-- BEGIN --

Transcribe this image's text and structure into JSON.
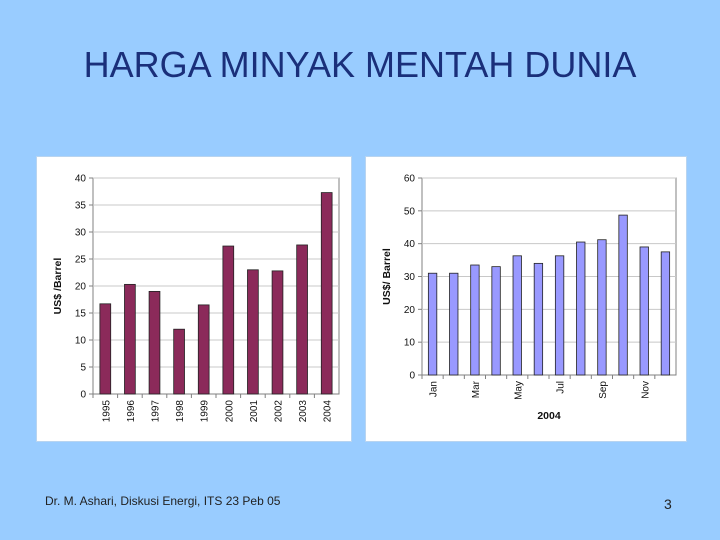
{
  "slide": {
    "title": "HARGA MINYAK MENTAH DUNIA",
    "footer": "Dr. M. Ashari, Diskusi Energi, ITS 23 Peb 05",
    "page_number": "3"
  },
  "colors": {
    "background": "#99ccff",
    "title": "#1a2f7a",
    "left_bar": "#8b2a5a",
    "right_bar": "#9999ff"
  },
  "chart_data": [
    {
      "type": "bar",
      "title": "",
      "xlabel": "",
      "ylabel": "US$ /Barrel",
      "ylim": [
        0,
        40
      ],
      "yticks": [
        0,
        5,
        10,
        15,
        20,
        25,
        30,
        35,
        40
      ],
      "grid": true,
      "categories": [
        "1995",
        "1996",
        "1997",
        "1998",
        "1999",
        "2000",
        "2001",
        "2002",
        "2003",
        "2004"
      ],
      "values": [
        16.7,
        20.3,
        19.0,
        12.0,
        16.5,
        27.4,
        23.0,
        22.8,
        27.6,
        37.3
      ]
    },
    {
      "type": "bar",
      "title": "",
      "xlabel": "2004",
      "ylabel": "US$/ Barrel",
      "ylim": [
        0,
        60
      ],
      "yticks": [
        0,
        10,
        20,
        30,
        40,
        50,
        60
      ],
      "grid": true,
      "categories": [
        "Jan",
        "",
        "Mar",
        "",
        "May",
        "",
        "Jul",
        "",
        "Sep",
        "",
        "Nov",
        ""
      ],
      "values": [
        31,
        31,
        33.5,
        33,
        36.3,
        34,
        36.3,
        40.5,
        41.2,
        48.7,
        39,
        37.5
      ]
    }
  ]
}
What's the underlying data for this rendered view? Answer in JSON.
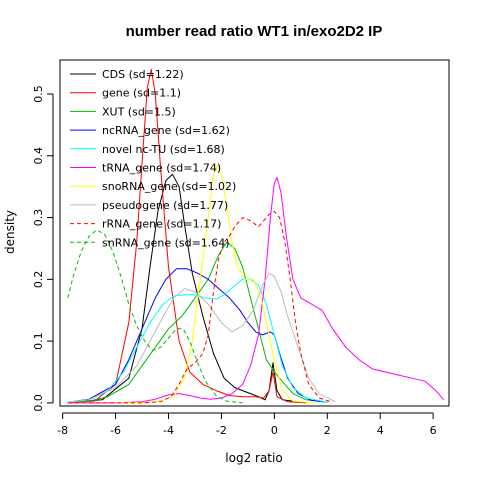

-- END --

● **Your goal**
Repeat the material exactly as it reads, without any of its pictures.

● **Result for this exercise**
Transcribe this image's text and structure into JSON.
{
  "slide": {
    "title": "HARGA MINYAK MENTAH DUNIA",
    "footer": "Dr. M. Ashari, Diskusi Energi, ITS 23 Peb 05",
    "page_number": "3"
  },
  "colors": {
    "background": "#99ccff",
    "title": "#1a2f7a",
    "left_bar": "#8b2a5a",
    "right_bar": "#9999ff"
  },
  "chart_data": [
    {
      "type": "bar",
      "title": "",
      "xlabel": "",
      "ylabel": "US$ /Barrel",
      "ylim": [
        0,
        40
      ],
      "yticks": [
        0,
        5,
        10,
        15,
        20,
        25,
        30,
        35,
        40
      ],
      "grid": true,
      "categories": [
        "1995",
        "1996",
        "1997",
        "1998",
        "1999",
        "2000",
        "2001",
        "2002",
        "2003",
        "2004"
      ],
      "values": [
        16.7,
        20.3,
        19.0,
        12.0,
        16.5,
        27.4,
        23.0,
        22.8,
        27.6,
        37.3
      ]
    },
    {
      "type": "bar",
      "title": "",
      "xlabel": "2004",
      "ylabel": "US$/ Barrel",
      "ylim": [
        0,
        60
      ],
      "yticks": [
        0,
        10,
        20,
        30,
        40,
        50,
        60
      ],
      "grid": true,
      "categories": [
        "Jan",
        "",
        "Mar",
        "",
        "May",
        "",
        "Jul",
        "",
        "Sep",
        "",
        "Nov",
        ""
      ],
      "values": [
        31,
        31,
        33.5,
        33,
        36.3,
        34,
        36.3,
        40.5,
        41.2,
        48.7,
        39,
        37.5
      ]
    }
  ]
}
What's the underlying data for this rendered view? Answer in JSON.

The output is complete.